[Records for processing]:
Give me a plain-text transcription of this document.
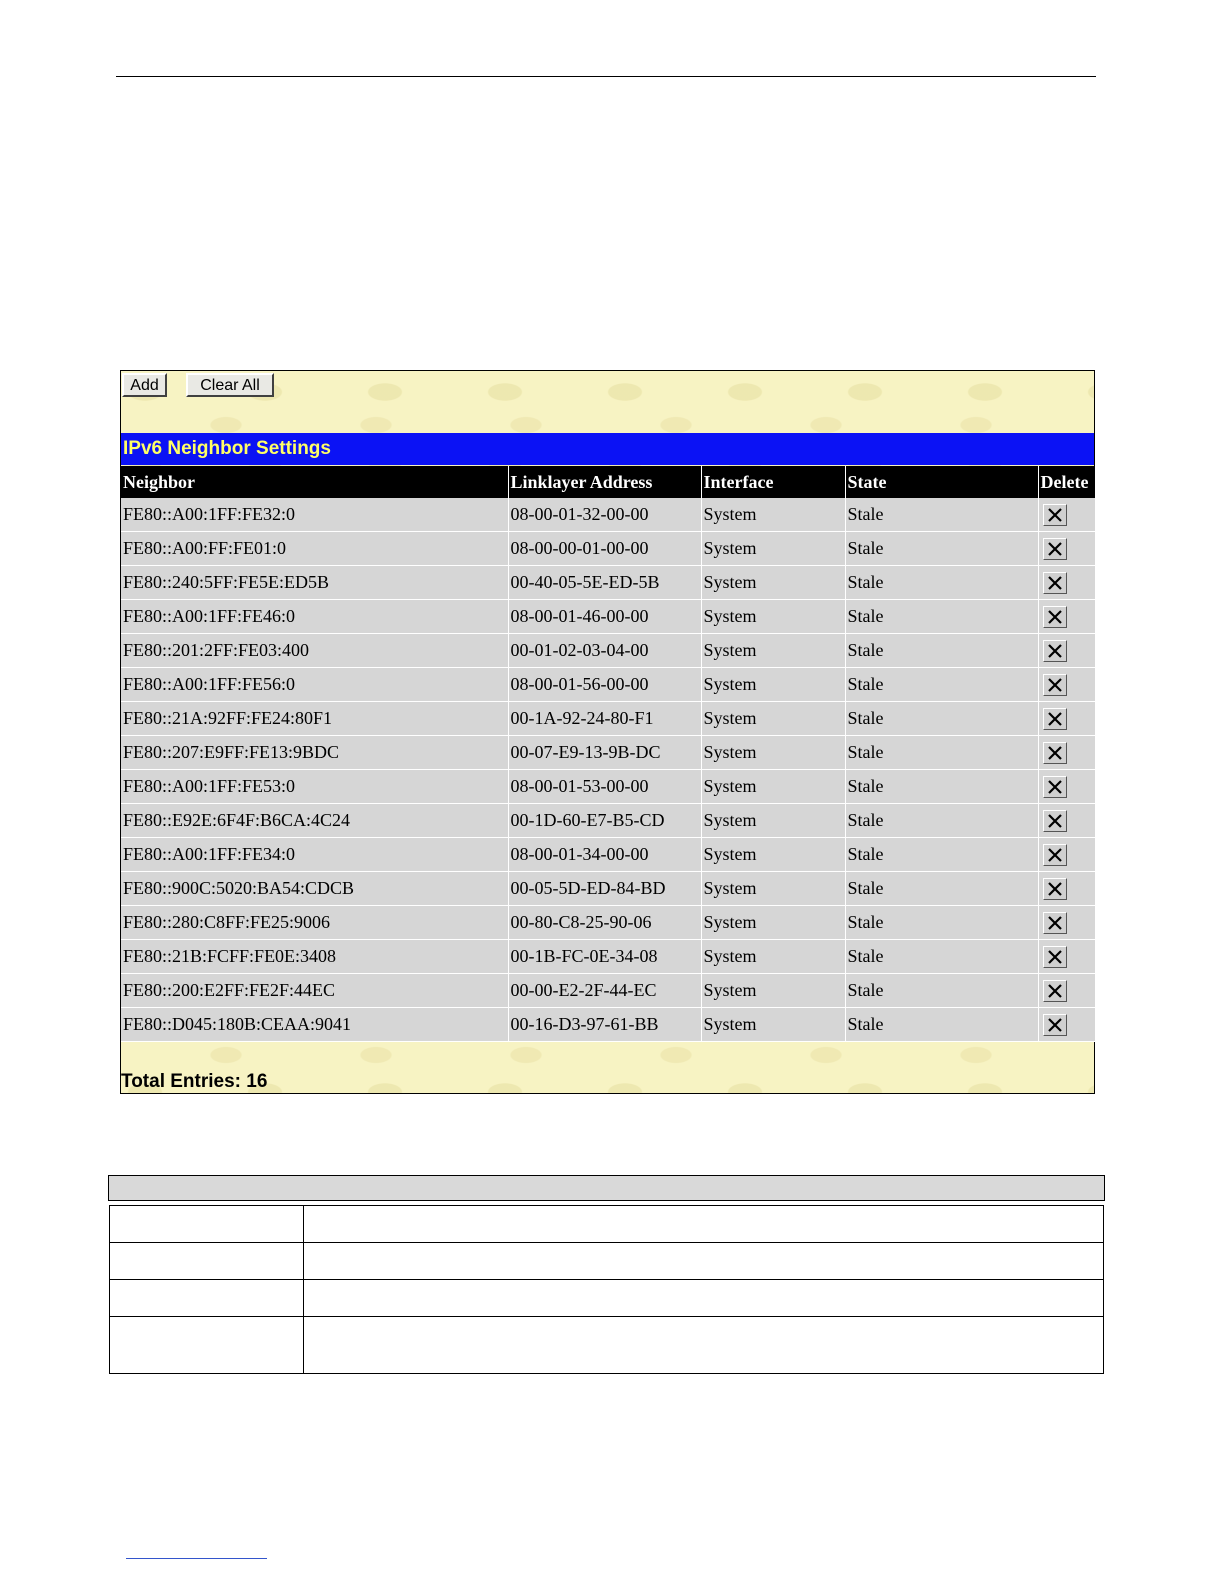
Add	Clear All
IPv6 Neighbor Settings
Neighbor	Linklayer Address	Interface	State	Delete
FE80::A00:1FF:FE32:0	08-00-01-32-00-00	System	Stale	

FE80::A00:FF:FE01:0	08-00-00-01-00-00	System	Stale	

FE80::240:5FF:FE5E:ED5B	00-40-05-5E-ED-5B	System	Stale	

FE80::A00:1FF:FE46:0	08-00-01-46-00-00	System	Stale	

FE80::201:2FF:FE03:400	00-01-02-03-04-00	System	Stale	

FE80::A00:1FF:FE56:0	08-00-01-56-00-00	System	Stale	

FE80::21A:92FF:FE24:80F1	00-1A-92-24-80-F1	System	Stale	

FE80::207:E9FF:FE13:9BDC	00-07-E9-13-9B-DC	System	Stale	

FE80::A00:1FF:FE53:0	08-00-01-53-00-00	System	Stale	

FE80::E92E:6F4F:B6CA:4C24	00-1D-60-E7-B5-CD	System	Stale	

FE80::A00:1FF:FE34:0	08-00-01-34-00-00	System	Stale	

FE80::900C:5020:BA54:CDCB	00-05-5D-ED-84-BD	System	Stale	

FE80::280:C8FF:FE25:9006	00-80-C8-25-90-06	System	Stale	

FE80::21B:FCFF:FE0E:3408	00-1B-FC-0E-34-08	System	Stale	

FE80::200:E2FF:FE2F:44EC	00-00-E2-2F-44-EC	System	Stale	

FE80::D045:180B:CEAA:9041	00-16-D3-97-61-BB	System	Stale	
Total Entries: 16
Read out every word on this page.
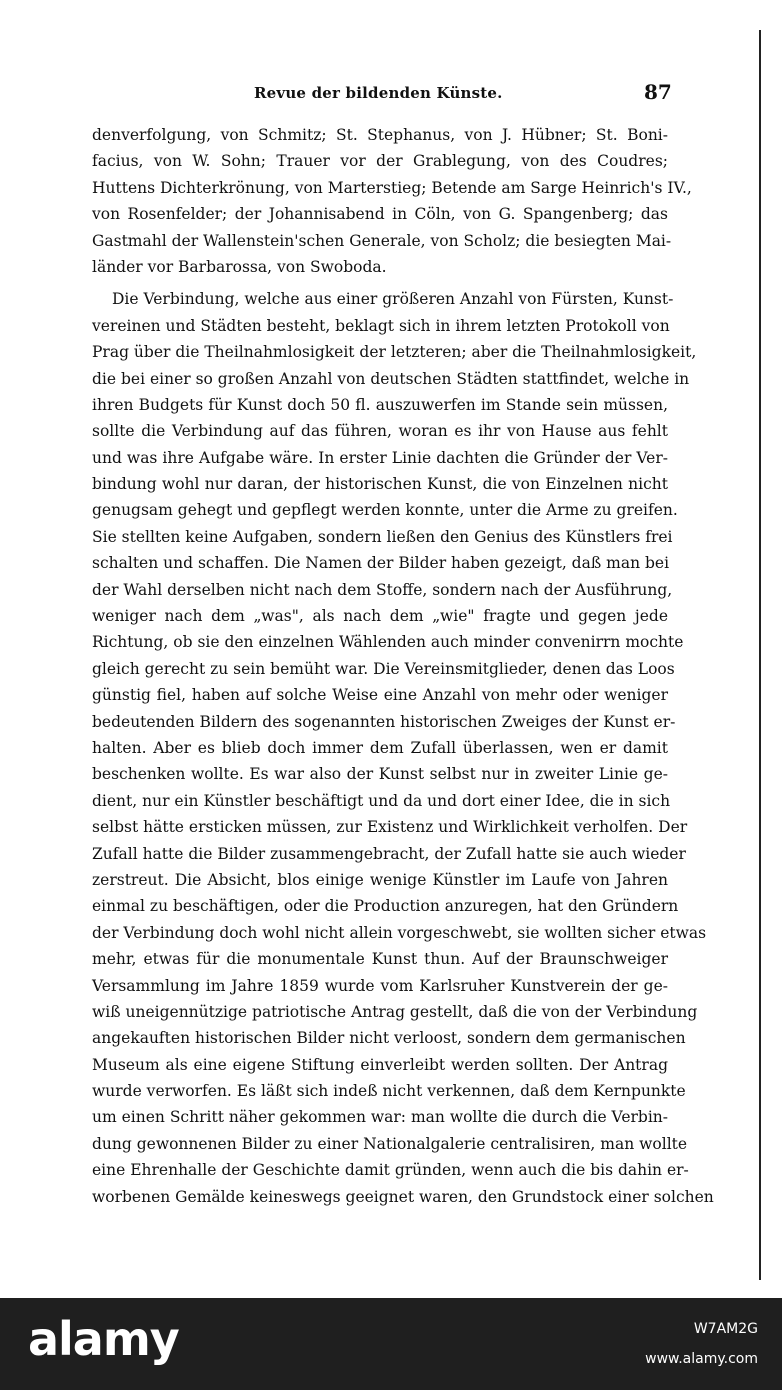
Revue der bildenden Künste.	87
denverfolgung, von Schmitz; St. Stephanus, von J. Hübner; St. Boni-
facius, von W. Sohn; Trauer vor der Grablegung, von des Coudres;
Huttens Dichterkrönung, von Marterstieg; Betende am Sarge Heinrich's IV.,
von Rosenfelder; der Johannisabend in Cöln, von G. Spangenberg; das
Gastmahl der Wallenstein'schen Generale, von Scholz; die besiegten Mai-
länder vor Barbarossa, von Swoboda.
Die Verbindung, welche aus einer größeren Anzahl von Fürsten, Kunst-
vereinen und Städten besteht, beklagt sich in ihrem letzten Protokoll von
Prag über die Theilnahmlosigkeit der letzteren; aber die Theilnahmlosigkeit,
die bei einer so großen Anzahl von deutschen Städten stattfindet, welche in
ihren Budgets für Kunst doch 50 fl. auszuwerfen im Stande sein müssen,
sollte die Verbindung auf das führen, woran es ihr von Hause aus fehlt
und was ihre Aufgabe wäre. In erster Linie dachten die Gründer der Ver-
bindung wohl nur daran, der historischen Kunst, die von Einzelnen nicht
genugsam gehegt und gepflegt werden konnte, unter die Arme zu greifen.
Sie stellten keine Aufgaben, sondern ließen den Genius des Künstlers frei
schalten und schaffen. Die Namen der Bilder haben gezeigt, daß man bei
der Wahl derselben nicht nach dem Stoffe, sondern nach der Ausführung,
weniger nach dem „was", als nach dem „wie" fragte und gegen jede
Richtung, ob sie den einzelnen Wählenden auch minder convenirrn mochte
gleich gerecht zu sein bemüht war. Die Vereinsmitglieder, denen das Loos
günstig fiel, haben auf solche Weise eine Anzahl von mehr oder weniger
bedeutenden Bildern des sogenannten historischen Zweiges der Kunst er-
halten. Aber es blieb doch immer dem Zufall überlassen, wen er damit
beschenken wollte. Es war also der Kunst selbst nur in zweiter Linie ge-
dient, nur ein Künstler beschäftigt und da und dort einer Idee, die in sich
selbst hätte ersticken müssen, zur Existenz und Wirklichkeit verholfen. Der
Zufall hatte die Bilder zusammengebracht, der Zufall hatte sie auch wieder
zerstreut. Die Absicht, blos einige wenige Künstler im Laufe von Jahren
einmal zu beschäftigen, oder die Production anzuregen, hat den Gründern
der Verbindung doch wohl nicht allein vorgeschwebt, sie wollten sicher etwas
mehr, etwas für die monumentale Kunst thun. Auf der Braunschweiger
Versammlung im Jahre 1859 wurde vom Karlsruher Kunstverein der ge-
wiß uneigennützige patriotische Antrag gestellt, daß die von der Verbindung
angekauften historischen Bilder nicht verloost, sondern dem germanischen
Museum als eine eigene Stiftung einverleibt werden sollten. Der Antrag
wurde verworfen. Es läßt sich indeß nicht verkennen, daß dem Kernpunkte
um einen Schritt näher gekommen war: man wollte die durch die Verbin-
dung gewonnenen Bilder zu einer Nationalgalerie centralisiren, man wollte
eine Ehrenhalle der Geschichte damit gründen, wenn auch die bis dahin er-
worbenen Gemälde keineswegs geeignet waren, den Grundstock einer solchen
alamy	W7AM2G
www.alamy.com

[Given instruction]: Reproduce the material in full, word for word, and omit the pictures.

[Answer to this exercise]:
Give me a plain-text transcription of this document.
Add	Clear All
IPv6 Neighbor Settings
Neighbor	Linklayer Address	Interface	State	Delete
FE80::A00:1FF:FE32:0	08-00-01-32-00-00	System	Stale	

FE80::A00:FF:FE01:0	08-00-00-01-00-00	System	Stale	

FE80::240:5FF:FE5E:ED5B	00-40-05-5E-ED-5B	System	Stale	

FE80::A00:1FF:FE46:0	08-00-01-46-00-00	System	Stale	

FE80::201:2FF:FE03:400	00-01-02-03-04-00	System	Stale	

FE80::A00:1FF:FE56:0	08-00-01-56-00-00	System	Stale	

FE80::21A:92FF:FE24:80F1	00-1A-92-24-80-F1	System	Stale	

FE80::207:E9FF:FE13:9BDC	00-07-E9-13-9B-DC	System	Stale	

FE80::A00:1FF:FE53:0	08-00-01-53-00-00	System	Stale	

FE80::E92E:6F4F:B6CA:4C24	00-1D-60-E7-B5-CD	System	Stale	

FE80::A00:1FF:FE34:0	08-00-01-34-00-00	System	Stale	

FE80::900C:5020:BA54:CDCB	00-05-5D-ED-84-BD	System	Stale	

FE80::280:C8FF:FE25:9006	00-80-C8-25-90-06	System	Stale	

FE80::21B:FCFF:FE0E:3408	00-1B-FC-0E-34-08	System	Stale	

FE80::200:E2FF:FE2F:44EC	00-00-E2-2F-44-EC	System	Stale	

FE80::D045:180B:CEAA:9041	00-16-D3-97-61-BB	System	Stale	
Total Entries: 16
Read out every word on this page.
Revue der bildenden Künste.	87
denverfolgung, von Schmitz; St. Stephanus, von J. Hübner; St. Boni-
facius, von W. Sohn; Trauer vor der Grablegung, von des Coudres;
Huttens Dichterkrönung, von Marterstieg; Betende am Sarge Heinrich's IV.,
von Rosenfelder; der Johannisabend in Cöln, von G. Spangenberg; das
Gastmahl der Wallenstein'schen Generale, von Scholz; die besiegten Mai-
länder vor Barbarossa, von Swoboda.
Die Verbindung, welche aus einer größeren Anzahl von Fürsten, Kunst-
vereinen und Städten besteht, beklagt sich in ihrem letzten Protokoll von
Prag über die Theilnahmlosigkeit der letzteren; aber die Theilnahmlosigkeit,
die bei einer so großen Anzahl von deutschen Städten stattfindet, welche in
ihren Budgets für Kunst doch 50 fl. auszuwerfen im Stande sein müssen,
sollte die Verbindung auf das führen, woran es ihr von Hause aus fehlt
und was ihre Aufgabe wäre. In erster Linie dachten die Gründer der Ver-
bindung wohl nur daran, der historischen Kunst, die von Einzelnen nicht
genugsam gehegt und gepflegt werden konnte, unter die Arme zu greifen.
Sie stellten keine Aufgaben, sondern ließen den Genius des Künstlers frei
schalten und schaffen. Die Namen der Bilder haben gezeigt, daß man bei
der Wahl derselben nicht nach dem Stoffe, sondern nach der Ausführung,
weniger nach dem „was", als nach dem „wie" fragte und gegen jede
Richtung, ob sie den einzelnen Wählenden auch minder convenirrn mochte
gleich gerecht zu sein bemüht war. Die Vereinsmitglieder, denen das Loos
günstig fiel, haben auf solche Weise eine Anzahl von mehr oder weniger
bedeutenden Bildern des sogenannten historischen Zweiges der Kunst er-
halten. Aber es blieb doch immer dem Zufall überlassen, wen er damit
beschenken wollte. Es war also der Kunst selbst nur in zweiter Linie ge-
dient, nur ein Künstler beschäftigt und da und dort einer Idee, die in sich
selbst hätte ersticken müssen, zur Existenz und Wirklichkeit verholfen. Der
Zufall hatte die Bilder zusammengebracht, der Zufall hatte sie auch wieder
zerstreut. Die Absicht, blos einige wenige Künstler im Laufe von Jahren
einmal zu beschäftigen, oder die Production anzuregen, hat den Gründern
der Verbindung doch wohl nicht allein vorgeschwebt, sie wollten sicher etwas
mehr, etwas für die monumentale Kunst thun. Auf der Braunschweiger
Versammlung im Jahre 1859 wurde vom Karlsruher Kunstverein der ge-
wiß uneigennützige patriotische Antrag gestellt, daß die von der Verbindung
angekauften historischen Bilder nicht verloost, sondern dem germanischen
Museum als eine eigene Stiftung einverleibt werden sollten. Der Antrag
wurde verworfen. Es läßt sich indeß nicht verkennen, daß dem Kernpunkte
um einen Schritt näher gekommen war: man wollte die durch die Verbin-
dung gewonnenen Bilder zu einer Nationalgalerie centralisiren, man wollte
eine Ehrenhalle der Geschichte damit gründen, wenn auch die bis dahin er-
worbenen Gemälde keineswegs geeignet waren, den Grundstock einer solchen
alamy	W7AM2G
www.alamy.com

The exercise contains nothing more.